Data rows →
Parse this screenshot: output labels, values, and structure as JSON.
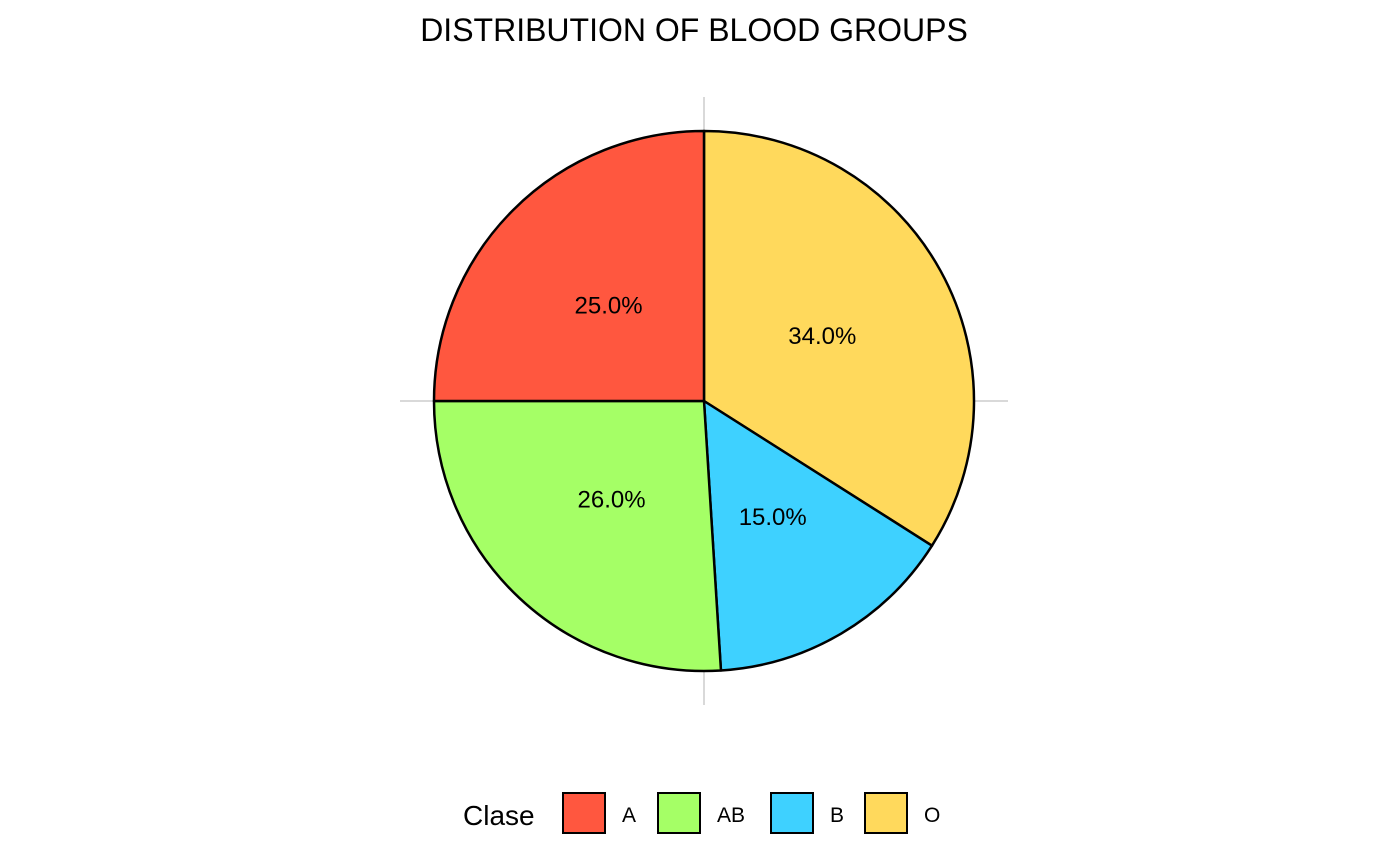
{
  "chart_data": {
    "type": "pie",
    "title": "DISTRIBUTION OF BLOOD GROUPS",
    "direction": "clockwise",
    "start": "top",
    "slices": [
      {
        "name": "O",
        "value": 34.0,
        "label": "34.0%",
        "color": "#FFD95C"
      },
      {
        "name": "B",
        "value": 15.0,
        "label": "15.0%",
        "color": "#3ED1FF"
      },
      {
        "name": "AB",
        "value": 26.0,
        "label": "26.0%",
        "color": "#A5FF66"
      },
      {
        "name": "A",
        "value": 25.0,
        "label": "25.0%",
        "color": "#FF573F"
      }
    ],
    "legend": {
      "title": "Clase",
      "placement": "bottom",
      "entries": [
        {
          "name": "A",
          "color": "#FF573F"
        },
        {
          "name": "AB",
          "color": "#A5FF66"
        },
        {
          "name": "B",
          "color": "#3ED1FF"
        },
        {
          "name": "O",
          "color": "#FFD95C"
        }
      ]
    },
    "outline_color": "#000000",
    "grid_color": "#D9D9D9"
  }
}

To do →
Keep every word of the data as it is when you write it out, but drop the pictures.

Output for this task →
Parse this screenshot: output labels, values, and structure as JSON.
{
  "chart_data": {
    "type": "pie",
    "title": "DISTRIBUTION OF BLOOD GROUPS",
    "direction": "clockwise",
    "start": "top",
    "slices": [
      {
        "name": "O",
        "value": 34.0,
        "label": "34.0%",
        "color": "#FFD95C"
      },
      {
        "name": "B",
        "value": 15.0,
        "label": "15.0%",
        "color": "#3ED1FF"
      },
      {
        "name": "AB",
        "value": 26.0,
        "label": "26.0%",
        "color": "#A5FF66"
      },
      {
        "name": "A",
        "value": 25.0,
        "label": "25.0%",
        "color": "#FF573F"
      }
    ],
    "legend": {
      "title": "Clase",
      "placement": "bottom",
      "entries": [
        {
          "name": "A",
          "color": "#FF573F"
        },
        {
          "name": "AB",
          "color": "#A5FF66"
        },
        {
          "name": "B",
          "color": "#3ED1FF"
        },
        {
          "name": "O",
          "color": "#FFD95C"
        }
      ]
    },
    "outline_color": "#000000",
    "grid_color": "#D9D9D9"
  }
}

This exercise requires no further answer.